What this task involves: Please write the listing below out again exactly, leaving every picture behind.

Data for this exercise:
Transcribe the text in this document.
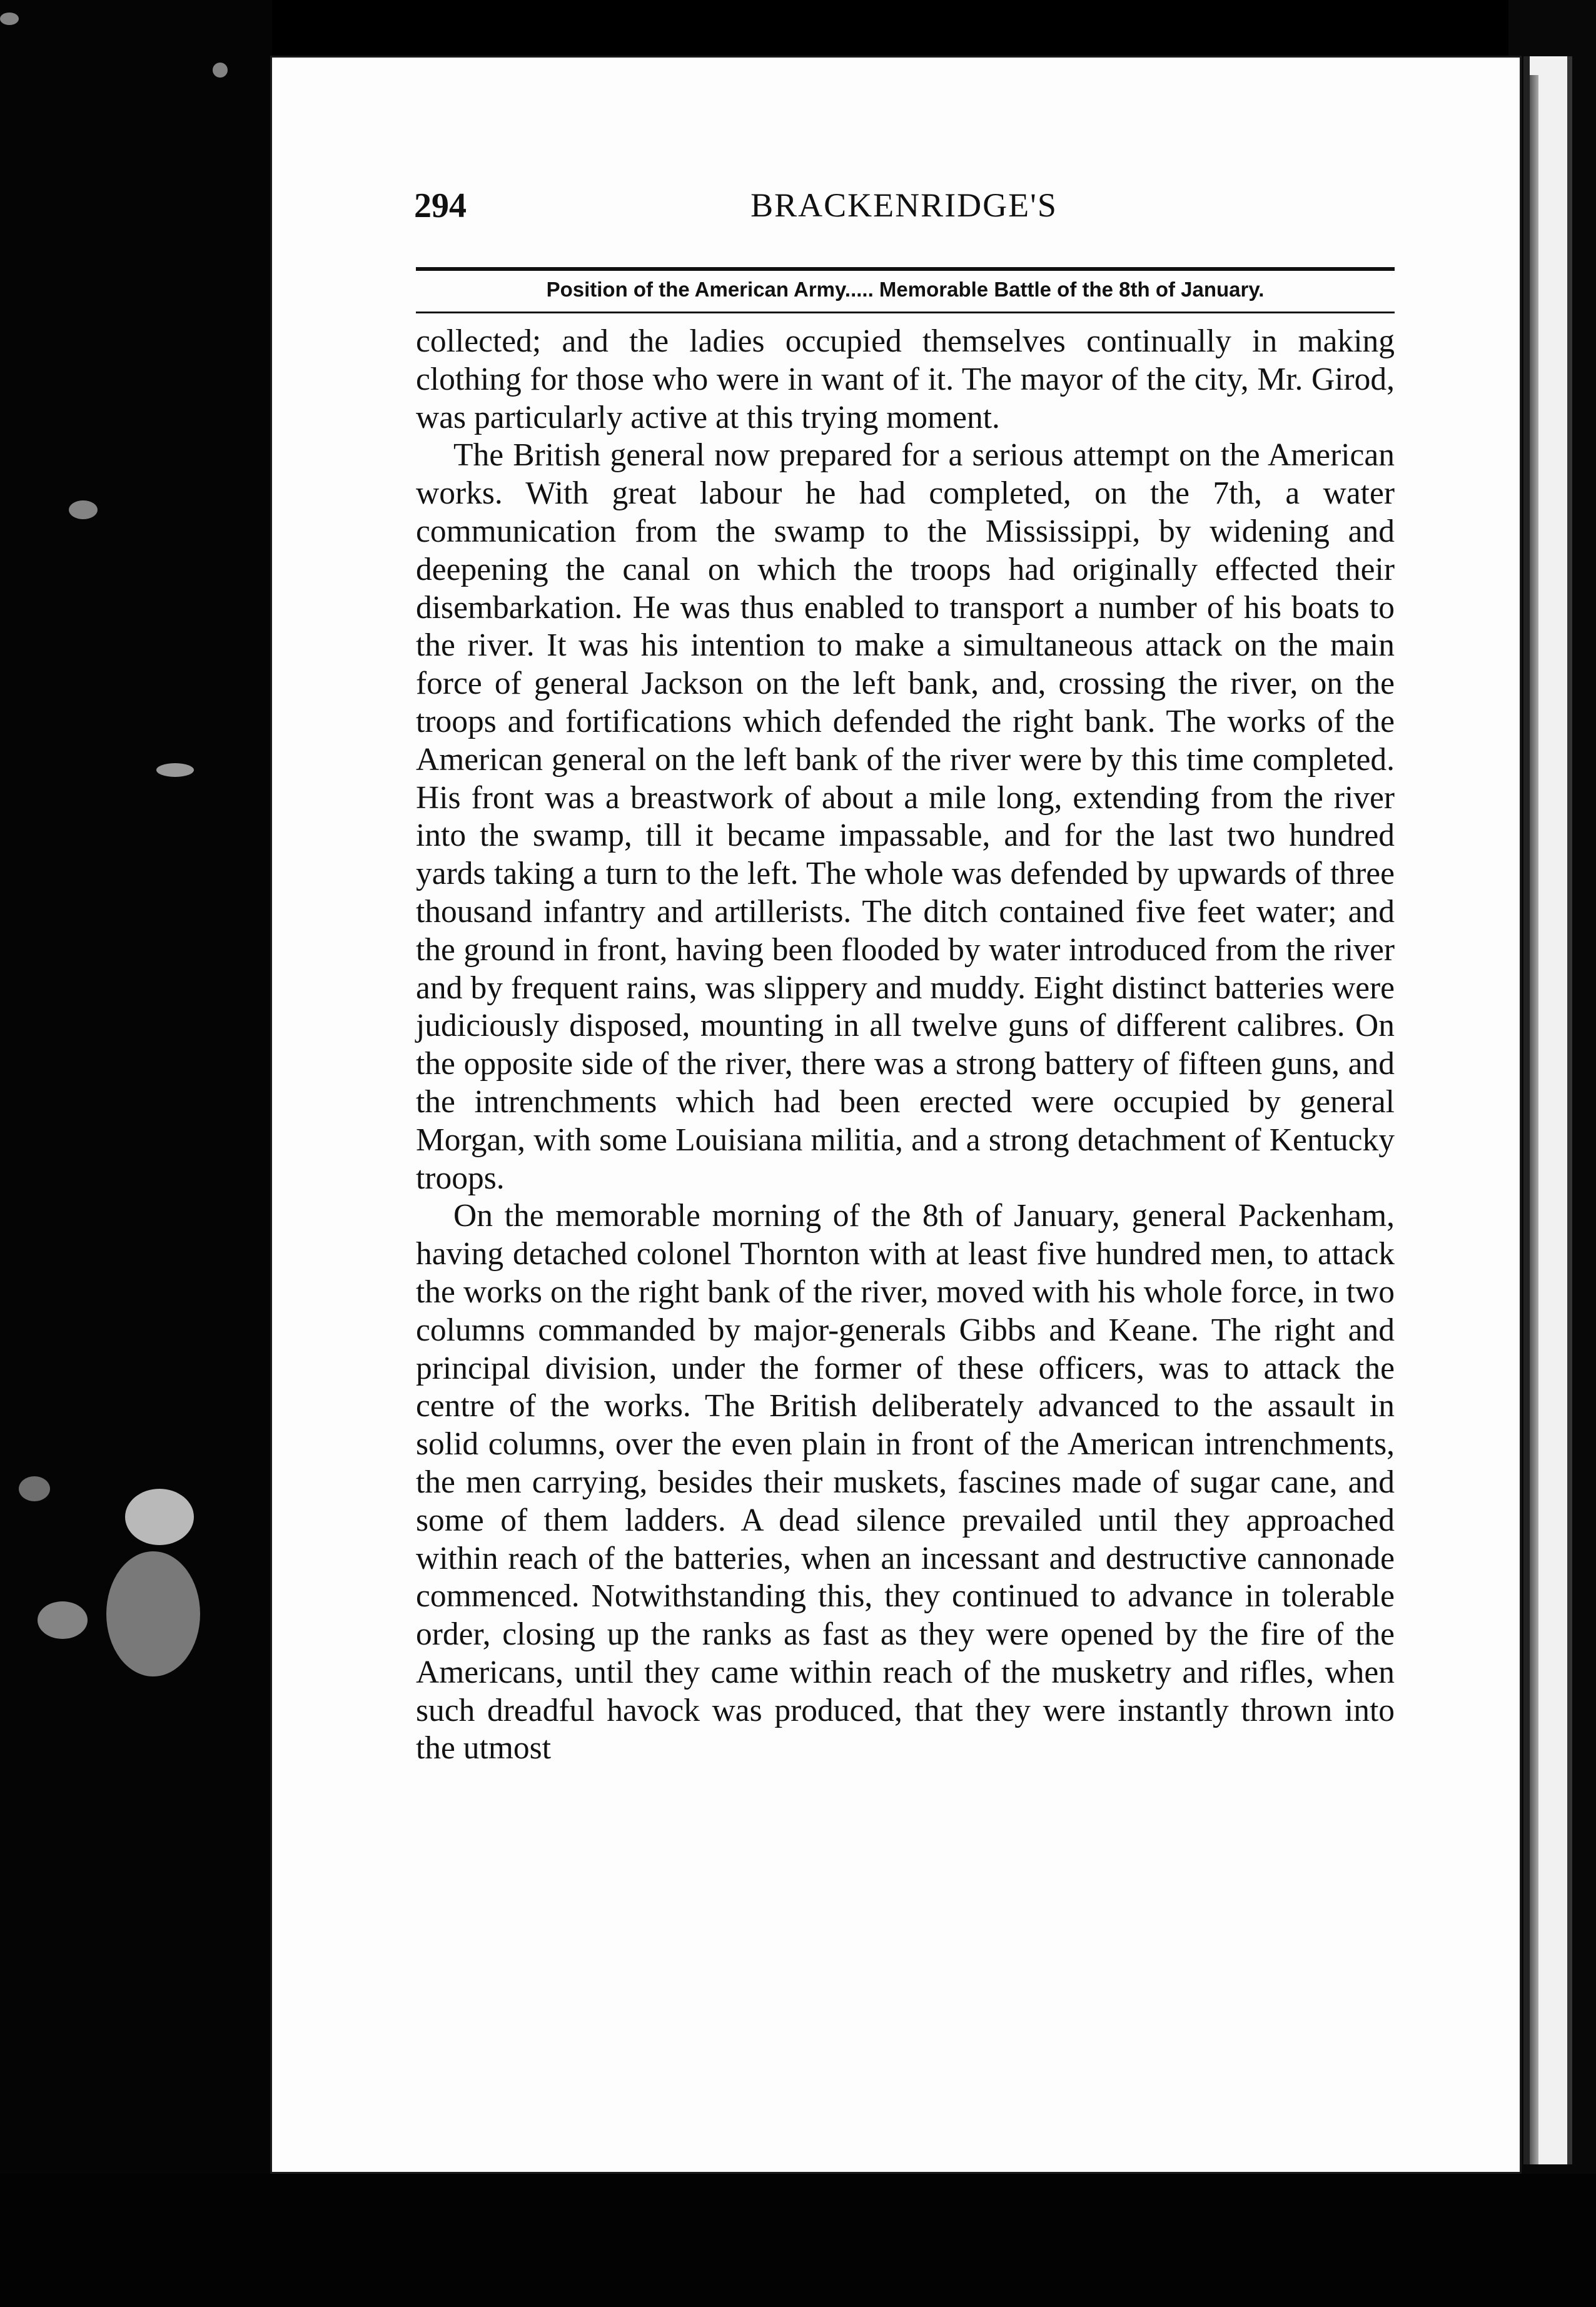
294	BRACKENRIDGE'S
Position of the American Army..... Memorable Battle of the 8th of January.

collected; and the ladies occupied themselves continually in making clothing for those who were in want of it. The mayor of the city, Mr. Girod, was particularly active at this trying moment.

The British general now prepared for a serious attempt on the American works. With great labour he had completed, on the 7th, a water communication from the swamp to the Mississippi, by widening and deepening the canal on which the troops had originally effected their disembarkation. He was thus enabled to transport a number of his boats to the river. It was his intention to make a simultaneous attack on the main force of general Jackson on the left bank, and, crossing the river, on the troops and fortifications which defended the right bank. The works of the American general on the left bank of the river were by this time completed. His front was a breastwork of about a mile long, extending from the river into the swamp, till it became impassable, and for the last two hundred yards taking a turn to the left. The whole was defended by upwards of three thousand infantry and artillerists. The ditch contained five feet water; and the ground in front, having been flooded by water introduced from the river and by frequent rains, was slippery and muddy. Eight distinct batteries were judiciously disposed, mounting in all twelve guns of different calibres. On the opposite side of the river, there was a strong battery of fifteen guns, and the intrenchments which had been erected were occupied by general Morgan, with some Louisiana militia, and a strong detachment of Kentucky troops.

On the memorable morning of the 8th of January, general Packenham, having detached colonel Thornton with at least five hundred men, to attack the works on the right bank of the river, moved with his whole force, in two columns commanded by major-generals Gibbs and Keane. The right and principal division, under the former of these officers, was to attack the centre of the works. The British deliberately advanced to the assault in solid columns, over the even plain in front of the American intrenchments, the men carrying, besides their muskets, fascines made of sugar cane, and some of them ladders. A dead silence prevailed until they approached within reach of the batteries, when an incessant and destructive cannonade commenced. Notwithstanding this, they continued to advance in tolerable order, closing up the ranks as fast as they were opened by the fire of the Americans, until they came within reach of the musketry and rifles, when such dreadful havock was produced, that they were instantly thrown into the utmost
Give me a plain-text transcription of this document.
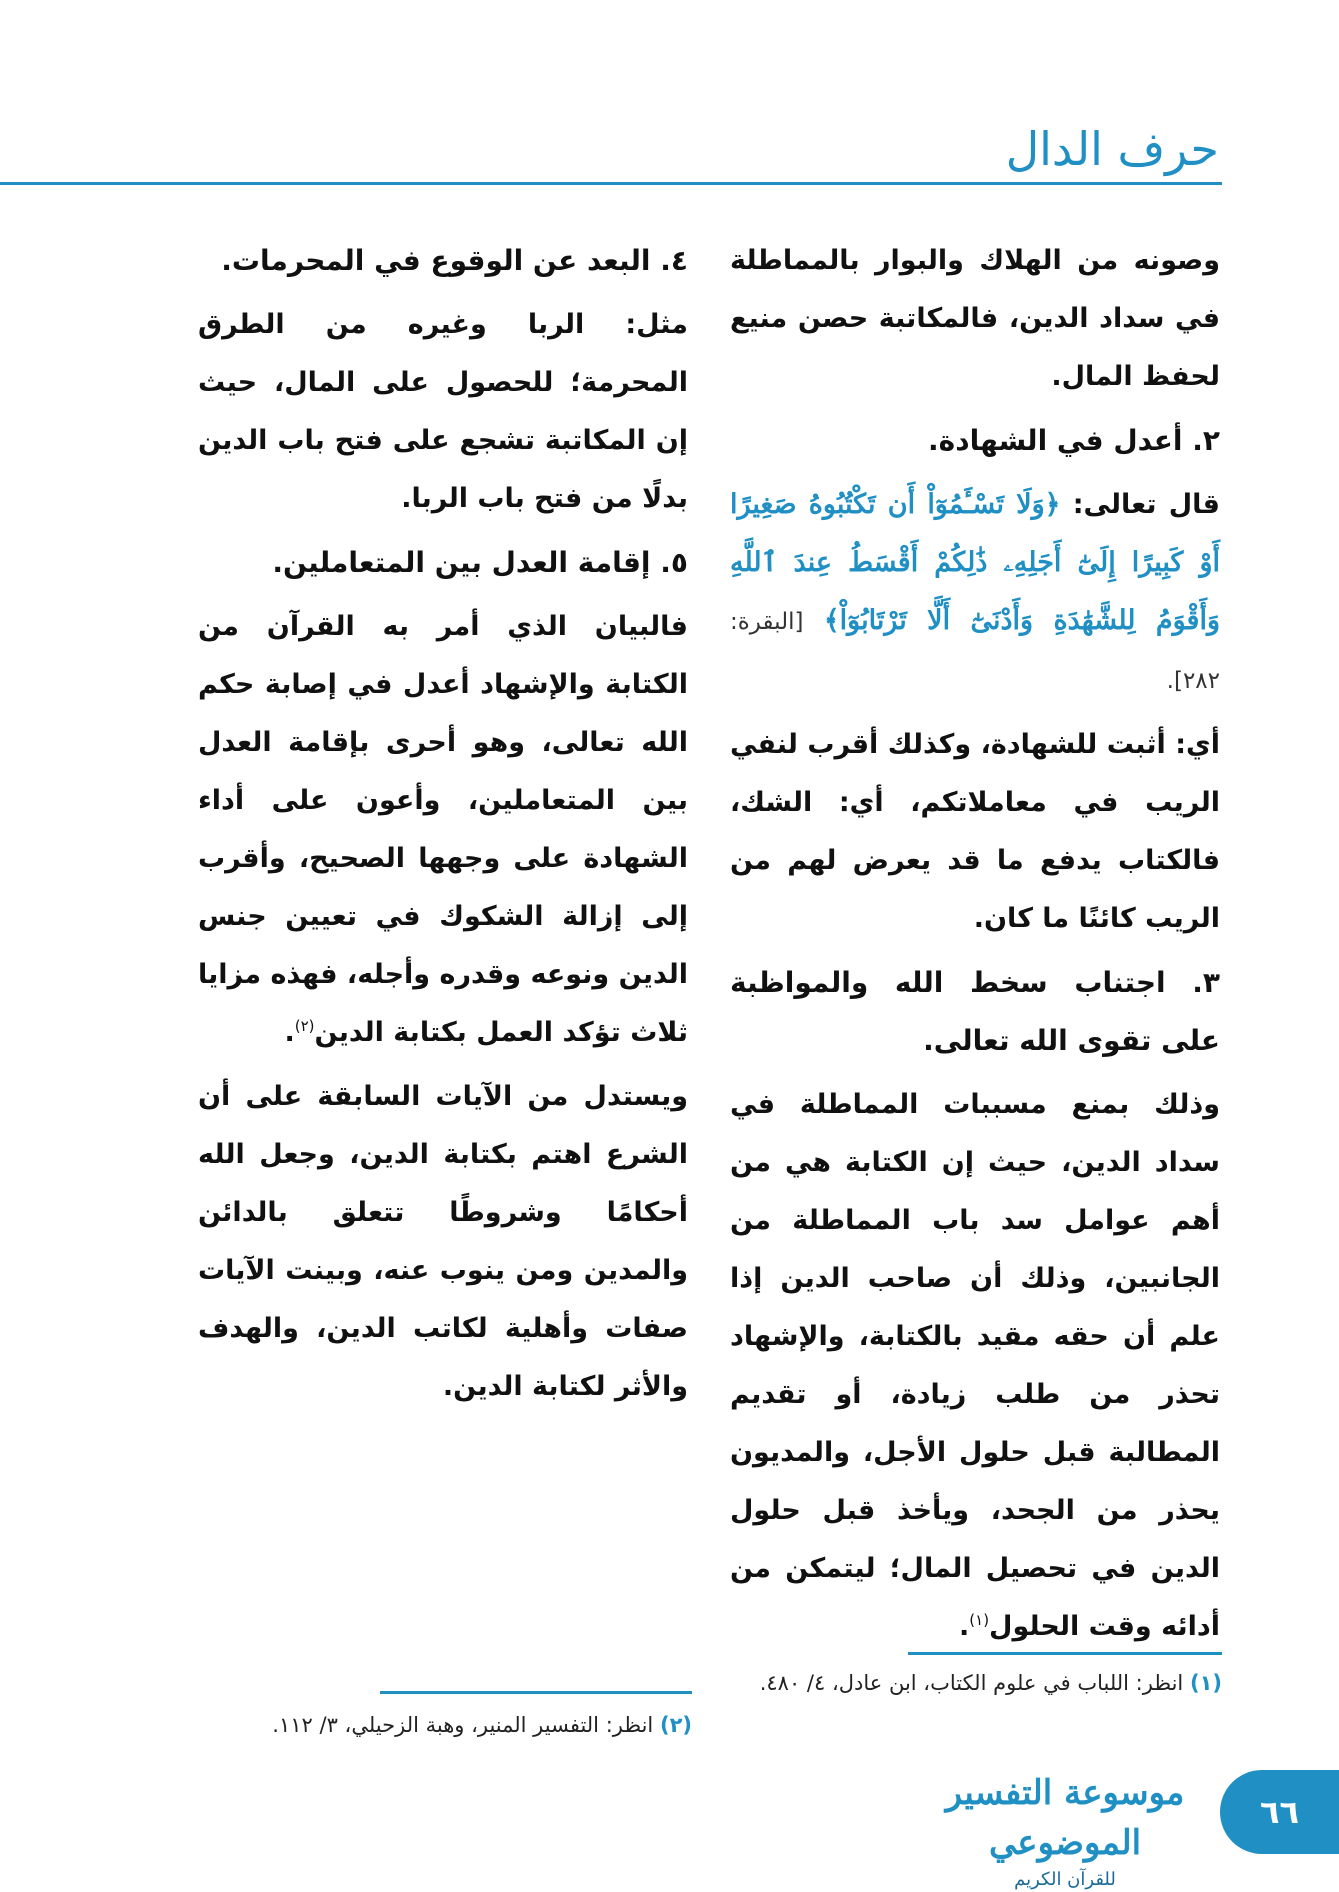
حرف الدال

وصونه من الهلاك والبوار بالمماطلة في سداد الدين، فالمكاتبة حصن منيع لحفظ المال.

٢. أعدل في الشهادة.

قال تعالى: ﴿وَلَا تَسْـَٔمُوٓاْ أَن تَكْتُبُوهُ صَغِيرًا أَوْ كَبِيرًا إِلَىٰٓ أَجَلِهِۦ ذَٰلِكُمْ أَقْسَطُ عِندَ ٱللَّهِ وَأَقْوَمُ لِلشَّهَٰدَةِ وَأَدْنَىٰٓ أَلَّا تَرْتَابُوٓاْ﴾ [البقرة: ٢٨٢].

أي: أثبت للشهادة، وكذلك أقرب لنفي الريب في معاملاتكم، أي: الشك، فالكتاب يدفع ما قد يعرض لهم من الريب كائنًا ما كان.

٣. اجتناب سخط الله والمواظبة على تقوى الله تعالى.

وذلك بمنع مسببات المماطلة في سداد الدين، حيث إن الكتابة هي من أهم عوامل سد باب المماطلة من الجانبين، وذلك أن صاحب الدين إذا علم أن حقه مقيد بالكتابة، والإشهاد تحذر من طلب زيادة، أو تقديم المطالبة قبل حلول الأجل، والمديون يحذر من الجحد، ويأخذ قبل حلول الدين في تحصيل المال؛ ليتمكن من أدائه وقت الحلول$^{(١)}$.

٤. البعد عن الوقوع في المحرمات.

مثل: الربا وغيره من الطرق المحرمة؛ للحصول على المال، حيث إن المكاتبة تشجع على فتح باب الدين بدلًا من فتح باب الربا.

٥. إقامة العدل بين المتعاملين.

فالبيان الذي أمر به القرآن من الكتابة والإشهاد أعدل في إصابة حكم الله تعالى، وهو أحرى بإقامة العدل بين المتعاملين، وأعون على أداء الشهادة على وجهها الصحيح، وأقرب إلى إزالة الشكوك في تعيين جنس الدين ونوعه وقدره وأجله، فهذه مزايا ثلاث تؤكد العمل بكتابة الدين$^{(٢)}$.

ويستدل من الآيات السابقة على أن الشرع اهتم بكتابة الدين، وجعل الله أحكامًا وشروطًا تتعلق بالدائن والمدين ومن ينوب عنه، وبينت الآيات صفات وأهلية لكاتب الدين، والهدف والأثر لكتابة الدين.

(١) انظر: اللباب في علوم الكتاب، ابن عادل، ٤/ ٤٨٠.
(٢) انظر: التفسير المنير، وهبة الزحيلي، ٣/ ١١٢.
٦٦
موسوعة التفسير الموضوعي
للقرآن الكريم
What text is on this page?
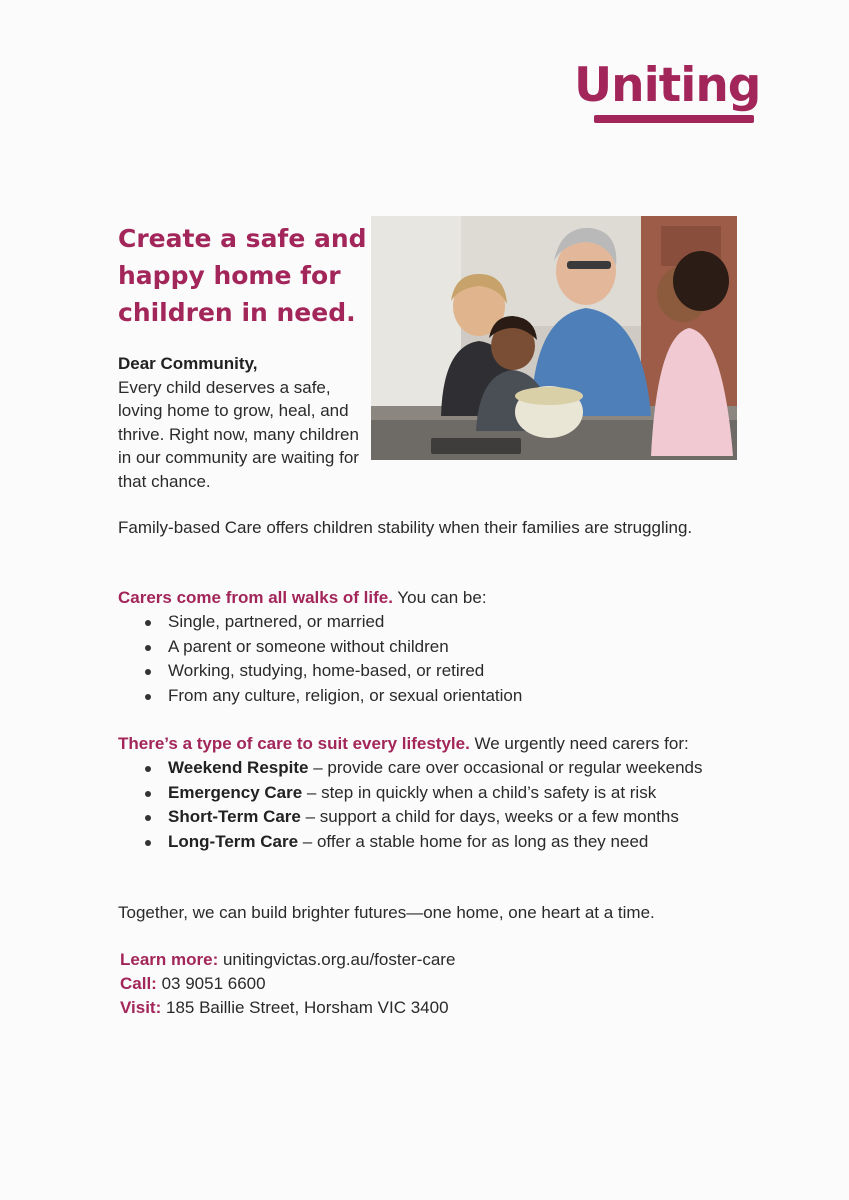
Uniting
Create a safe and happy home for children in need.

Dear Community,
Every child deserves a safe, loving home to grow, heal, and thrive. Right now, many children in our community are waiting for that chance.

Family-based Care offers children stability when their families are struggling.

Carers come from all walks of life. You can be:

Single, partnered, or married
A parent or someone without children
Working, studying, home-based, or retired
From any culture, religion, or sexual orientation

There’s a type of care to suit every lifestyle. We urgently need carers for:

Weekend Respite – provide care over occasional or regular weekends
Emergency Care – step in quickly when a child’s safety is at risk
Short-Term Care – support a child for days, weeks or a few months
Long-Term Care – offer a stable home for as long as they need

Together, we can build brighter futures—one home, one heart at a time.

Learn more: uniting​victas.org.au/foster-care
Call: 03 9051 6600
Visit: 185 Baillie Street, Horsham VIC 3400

Solution to this exercise:
Transcribe the text in this document.
294	BRACKENRIDGE'S
Position of the American Army..... Memorable Battle of the 8th of January.

collected; and the ladies occupied themselves continually in making clothing for those who were in want of it. The mayor of the city, Mr. Girod, was particularly active at this trying moment.

The British general now prepared for a serious attempt on the American works. With great labour he had completed, on the 7th, a water communication from the swamp to the Mississippi, by widening and deepening the canal on which the troops had originally effected their disembarkation. He was thus enabled to transport a number of his boats to the river. It was his intention to make a simultaneous attack on the main force of general Jackson on the left bank, and, crossing the river, on the troops and fortifications which defended the right bank. The works of the American general on the left bank of the river were by this time completed. His front was a breastwork of about a mile long, extending from the river into the swamp, till it became impassable, and for the last two hundred yards taking a turn to the left. The whole was defended by upwards of three thousand infantry and artillerists. The ditch contained five feet water; and the ground in front, having been flooded by water introduced from the river and by frequent rains, was slippery and muddy. Eight distinct batteries were judiciously disposed, mounting in all twelve guns of different calibres. On the opposite side of the river, there was a strong battery of fifteen guns, and the intrenchments which had been erected were occupied by general Morgan, with some Louisiana militia, and a strong detachment of Kentucky troops.

On the memorable morning of the 8th of January, general Packenham, having detached colonel Thornton with at least five hundred men, to attack the works on the right bank of the river, moved with his whole force, in two columns commanded by major-generals Gibbs and Keane. The right and principal division, under the former of these officers, was to attack the centre of the works. The British deliberately advanced to the assault in solid columns, over the even plain in front of the American intrenchments, the men carrying, besides their muskets, fascines made of sugar cane, and some of them ladders. A dead silence prevailed until they approached within reach of the batteries, when an incessant and destructive cannonade commenced. Notwithstanding this, they continued to advance in tolerable order, closing up the ranks as fast as they were opened by the fire of the Americans, until they came within reach of the musketry and rifles, when such dreadful havock was produced, that they were instantly thrown into the utmost
Give me a plain-text transcription of this document.
حرف الدال

وصونه من الهلاك والبوار بالمماطلة في سداد الدين، فالمكاتبة حصن منيع لحفظ المال.

٢. أعدل في الشهادة.

قال تعالى: ﴿وَلَا تَسْـَٔمُوٓاْ أَن تَكْتُبُوهُ صَغِيرًا أَوْ كَبِيرًا إِلَىٰٓ أَجَلِهِۦ ذَٰلِكُمْ أَقْسَطُ عِندَ ٱللَّهِ وَأَقْوَمُ لِلشَّهَٰدَةِ وَأَدْنَىٰٓ أَلَّا تَرْتَابُوٓاْ﴾ [البقرة: ٢٨٢].

أي: أثبت للشهادة، وكذلك أقرب لنفي الريب في معاملاتكم، أي: الشك، فالكتاب يدفع ما قد يعرض لهم من الريب كائنًا ما كان.

٣. اجتناب سخط الله والمواظبة على تقوى الله تعالى.

وذلك بمنع مسببات المماطلة في سداد الدين، حيث إن الكتابة هي من أهم عوامل سد باب المماطلة من الجانبين، وذلك أن صاحب الدين إذا علم أن حقه مقيد بالكتابة، والإشهاد تحذر من طلب زيادة، أو تقديم المطالبة قبل حلول الأجل، والمديون يحذر من الجحد، ويأخذ قبل حلول الدين في تحصيل المال؛ ليتمكن من أدائه وقت الحلول$^{(١)}$.

٤. البعد عن الوقوع في المحرمات.

مثل: الربا وغيره من الطرق المحرمة؛ للحصول على المال، حيث إن المكاتبة تشجع على فتح باب الدين بدلًا من فتح باب الربا.

٥. إقامة العدل بين المتعاملين.

فالبيان الذي أمر به القرآن من الكتابة والإشهاد أعدل في إصابة حكم الله تعالى، وهو أحرى بإقامة العدل بين المتعاملين، وأعون على أداء الشهادة على وجهها الصحيح، وأقرب إلى إزالة الشكوك في تعيين جنس الدين ونوعه وقدره وأجله، فهذه مزايا ثلاث تؤكد العمل بكتابة الدين$^{(٢)}$.

ويستدل من الآيات السابقة على أن الشرع اهتم بكتابة الدين، وجعل الله أحكامًا وشروطًا تتعلق بالدائن والمدين ومن ينوب عنه، وبينت الآيات صفات وأهلية لكاتب الدين، والهدف والأثر لكتابة الدين.

(١) انظر: اللباب في علوم الكتاب، ابن عادل، ٤/ ٤٨٠.
(٢) انظر: التفسير المنير، وهبة الزحيلي، ٣/ ١١٢.
٦٦
موسوعة التفسير الموضوعي
للقرآن الكريم
What text is on this page?
Uniting
Create a safe and happy home for children in need.

Dear Community,
Every child deserves a safe, loving home to grow, heal, and thrive. Right now, many children in our community are waiting for that chance.

Family-based Care offers children stability when their families are struggling.

Carers come from all walks of life. You can be:

Single, partnered, or married
A parent or someone without children
Working, studying, home-based, or retired
From any culture, religion, or sexual orientation

There’s a type of care to suit every lifestyle. We urgently need carers for:

Weekend Respite – provide care over occasional or regular weekends
Emergency Care – step in quickly when a child’s safety is at risk
Short-Term Care – support a child for days, weeks or a few months
Long-Term Care – offer a stable home for as long as they need

Together, we can build brighter futures—one home, one heart at a time.

Learn more: uniting​victas.org.au/foster-care
Call: 03 9051 6600
Visit: 185 Baillie Street, Horsham VIC 3400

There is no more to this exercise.